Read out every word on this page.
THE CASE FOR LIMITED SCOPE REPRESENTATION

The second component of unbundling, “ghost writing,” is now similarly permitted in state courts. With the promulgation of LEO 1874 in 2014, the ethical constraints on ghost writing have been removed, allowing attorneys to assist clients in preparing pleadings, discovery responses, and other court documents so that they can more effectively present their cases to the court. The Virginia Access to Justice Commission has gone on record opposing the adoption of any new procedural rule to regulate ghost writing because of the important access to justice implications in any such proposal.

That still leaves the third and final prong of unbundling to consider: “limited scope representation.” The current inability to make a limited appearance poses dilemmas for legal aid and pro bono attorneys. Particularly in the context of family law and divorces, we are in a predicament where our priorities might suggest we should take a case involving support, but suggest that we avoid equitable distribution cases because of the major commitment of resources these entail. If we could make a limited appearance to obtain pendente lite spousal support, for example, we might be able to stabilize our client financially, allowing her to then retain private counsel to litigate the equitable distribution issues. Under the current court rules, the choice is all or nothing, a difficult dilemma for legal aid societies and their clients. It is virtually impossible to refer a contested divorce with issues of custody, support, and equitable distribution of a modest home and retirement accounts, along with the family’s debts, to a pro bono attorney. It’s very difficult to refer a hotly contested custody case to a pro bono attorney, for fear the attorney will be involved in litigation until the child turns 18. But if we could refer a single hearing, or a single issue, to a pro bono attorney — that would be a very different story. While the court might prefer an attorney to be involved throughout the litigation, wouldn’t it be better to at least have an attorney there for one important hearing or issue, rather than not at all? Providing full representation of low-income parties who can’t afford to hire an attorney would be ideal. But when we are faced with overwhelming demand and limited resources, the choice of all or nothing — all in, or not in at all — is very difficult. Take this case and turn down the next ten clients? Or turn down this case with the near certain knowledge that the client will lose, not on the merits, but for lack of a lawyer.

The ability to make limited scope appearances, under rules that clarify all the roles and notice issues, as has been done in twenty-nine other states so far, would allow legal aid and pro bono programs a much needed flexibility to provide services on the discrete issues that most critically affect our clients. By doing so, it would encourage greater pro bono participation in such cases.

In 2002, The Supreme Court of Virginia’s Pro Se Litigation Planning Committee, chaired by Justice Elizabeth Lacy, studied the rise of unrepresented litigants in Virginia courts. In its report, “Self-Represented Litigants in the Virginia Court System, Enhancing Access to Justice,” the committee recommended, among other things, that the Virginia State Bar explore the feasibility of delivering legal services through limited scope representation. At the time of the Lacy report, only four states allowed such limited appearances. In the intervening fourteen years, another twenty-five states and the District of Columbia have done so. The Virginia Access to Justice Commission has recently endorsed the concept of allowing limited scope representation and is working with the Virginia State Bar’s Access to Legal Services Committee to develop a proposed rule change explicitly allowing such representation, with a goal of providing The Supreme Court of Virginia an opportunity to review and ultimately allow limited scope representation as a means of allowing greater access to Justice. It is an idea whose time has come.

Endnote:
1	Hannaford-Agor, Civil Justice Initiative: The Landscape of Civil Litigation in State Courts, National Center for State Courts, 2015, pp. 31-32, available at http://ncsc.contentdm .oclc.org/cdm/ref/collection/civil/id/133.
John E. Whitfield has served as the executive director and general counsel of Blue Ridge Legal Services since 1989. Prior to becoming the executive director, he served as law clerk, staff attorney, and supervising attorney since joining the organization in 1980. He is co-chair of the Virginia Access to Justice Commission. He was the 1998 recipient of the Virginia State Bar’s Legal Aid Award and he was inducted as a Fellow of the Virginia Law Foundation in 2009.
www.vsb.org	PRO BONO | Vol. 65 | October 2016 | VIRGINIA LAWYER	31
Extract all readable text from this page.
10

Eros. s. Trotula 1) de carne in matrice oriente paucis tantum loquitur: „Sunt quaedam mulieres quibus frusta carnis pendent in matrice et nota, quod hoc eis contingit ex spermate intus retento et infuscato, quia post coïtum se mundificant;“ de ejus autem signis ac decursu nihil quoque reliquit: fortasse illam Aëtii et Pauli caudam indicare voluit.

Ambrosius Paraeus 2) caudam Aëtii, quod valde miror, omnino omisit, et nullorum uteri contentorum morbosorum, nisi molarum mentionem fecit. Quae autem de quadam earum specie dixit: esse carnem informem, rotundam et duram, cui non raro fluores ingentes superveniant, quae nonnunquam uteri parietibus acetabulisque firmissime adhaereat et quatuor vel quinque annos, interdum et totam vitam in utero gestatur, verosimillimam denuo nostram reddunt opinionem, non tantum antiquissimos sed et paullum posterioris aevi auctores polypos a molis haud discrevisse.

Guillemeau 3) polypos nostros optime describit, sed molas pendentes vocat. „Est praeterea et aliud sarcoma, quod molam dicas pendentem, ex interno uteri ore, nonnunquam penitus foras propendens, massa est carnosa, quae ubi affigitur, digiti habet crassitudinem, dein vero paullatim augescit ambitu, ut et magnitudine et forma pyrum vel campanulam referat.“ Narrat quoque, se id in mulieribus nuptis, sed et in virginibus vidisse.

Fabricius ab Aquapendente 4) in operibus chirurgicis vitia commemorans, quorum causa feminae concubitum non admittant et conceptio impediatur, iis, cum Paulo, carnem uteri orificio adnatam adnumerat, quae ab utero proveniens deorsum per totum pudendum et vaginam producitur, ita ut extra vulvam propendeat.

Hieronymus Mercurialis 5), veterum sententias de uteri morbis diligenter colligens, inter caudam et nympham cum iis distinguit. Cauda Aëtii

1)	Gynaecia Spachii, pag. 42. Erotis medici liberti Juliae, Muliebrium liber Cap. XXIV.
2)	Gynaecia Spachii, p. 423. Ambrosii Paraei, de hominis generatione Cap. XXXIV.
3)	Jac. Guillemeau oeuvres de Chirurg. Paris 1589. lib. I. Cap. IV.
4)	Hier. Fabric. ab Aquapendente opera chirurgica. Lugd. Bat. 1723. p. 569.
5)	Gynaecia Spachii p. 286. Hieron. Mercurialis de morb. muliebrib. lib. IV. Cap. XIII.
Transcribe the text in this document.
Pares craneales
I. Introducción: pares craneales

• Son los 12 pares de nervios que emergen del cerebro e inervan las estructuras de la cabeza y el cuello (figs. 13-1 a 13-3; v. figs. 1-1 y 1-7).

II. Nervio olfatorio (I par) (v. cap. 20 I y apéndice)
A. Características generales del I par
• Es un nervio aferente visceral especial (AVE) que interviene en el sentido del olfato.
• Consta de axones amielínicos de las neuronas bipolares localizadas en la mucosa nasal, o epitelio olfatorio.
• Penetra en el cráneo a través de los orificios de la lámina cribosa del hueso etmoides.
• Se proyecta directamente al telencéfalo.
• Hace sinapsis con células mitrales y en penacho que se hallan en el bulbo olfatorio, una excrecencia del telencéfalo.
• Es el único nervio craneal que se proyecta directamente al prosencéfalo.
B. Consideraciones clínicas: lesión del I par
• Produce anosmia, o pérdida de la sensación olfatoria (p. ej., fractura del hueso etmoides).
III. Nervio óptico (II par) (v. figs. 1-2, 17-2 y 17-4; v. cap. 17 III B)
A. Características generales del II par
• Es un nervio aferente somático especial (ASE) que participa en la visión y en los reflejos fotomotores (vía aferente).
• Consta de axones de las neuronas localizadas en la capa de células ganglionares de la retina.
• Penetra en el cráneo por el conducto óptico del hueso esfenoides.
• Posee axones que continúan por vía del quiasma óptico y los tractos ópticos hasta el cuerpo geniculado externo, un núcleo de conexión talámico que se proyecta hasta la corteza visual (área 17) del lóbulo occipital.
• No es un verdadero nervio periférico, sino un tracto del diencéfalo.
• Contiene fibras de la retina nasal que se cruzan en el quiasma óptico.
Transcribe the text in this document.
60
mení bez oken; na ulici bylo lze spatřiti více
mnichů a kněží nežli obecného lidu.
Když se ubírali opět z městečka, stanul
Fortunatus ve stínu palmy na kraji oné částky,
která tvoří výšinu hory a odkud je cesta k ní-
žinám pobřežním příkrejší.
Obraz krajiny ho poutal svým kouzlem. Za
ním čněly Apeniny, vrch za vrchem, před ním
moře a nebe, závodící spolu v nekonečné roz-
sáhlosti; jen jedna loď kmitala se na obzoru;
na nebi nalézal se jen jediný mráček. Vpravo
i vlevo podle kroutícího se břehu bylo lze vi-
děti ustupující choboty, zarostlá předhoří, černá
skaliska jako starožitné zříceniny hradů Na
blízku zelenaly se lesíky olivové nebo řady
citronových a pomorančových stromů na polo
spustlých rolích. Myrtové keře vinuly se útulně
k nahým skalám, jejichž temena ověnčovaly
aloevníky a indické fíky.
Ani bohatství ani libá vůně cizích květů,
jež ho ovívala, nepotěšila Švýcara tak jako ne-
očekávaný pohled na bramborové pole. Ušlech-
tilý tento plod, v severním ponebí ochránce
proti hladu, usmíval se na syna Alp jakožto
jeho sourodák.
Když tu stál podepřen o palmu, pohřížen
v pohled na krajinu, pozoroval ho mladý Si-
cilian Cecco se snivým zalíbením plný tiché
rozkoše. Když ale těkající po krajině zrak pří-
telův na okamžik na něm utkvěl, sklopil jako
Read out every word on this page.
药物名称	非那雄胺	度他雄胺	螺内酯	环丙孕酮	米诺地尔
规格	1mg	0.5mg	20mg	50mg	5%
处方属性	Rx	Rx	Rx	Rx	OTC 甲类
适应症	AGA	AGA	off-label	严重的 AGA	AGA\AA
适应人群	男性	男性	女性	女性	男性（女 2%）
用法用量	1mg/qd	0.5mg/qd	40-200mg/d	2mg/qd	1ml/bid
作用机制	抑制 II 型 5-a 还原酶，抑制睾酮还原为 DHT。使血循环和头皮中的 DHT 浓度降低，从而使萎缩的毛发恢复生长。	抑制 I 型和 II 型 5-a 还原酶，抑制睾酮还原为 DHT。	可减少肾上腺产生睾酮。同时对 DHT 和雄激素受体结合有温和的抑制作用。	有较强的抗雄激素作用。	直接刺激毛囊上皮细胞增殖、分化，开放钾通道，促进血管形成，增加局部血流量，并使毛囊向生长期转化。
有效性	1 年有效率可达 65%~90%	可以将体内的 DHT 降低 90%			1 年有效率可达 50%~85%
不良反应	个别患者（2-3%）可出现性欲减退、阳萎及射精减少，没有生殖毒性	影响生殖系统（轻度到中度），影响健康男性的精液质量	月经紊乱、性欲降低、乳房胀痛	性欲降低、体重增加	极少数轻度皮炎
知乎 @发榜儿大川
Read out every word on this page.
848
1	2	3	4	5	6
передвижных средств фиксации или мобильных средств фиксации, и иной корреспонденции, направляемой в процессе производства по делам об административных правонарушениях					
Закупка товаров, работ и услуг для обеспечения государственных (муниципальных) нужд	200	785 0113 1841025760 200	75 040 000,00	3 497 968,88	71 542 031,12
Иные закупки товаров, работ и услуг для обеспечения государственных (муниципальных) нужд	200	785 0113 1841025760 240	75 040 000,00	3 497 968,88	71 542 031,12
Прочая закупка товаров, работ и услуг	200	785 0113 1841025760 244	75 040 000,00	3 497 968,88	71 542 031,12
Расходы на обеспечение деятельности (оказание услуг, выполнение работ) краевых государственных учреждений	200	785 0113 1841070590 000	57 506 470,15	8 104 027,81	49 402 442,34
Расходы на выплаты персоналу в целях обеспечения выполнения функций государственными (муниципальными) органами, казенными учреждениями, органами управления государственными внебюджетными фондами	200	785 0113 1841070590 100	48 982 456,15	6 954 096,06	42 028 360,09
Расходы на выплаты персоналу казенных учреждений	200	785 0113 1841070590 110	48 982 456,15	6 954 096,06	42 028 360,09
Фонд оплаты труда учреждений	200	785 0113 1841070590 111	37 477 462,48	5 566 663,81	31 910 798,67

########################################

* Instructions for the task: Check each line of the records for the word "neuronas", and show the lines that contain it.

* Answer below:
• Consta de axones amielínicos de las neuronas bipolares localizadas en la mucosa nasal, o epitelio olfatorio.
• Consta de axones de las neuronas localizadas en la capa de células ganglionares de la retina.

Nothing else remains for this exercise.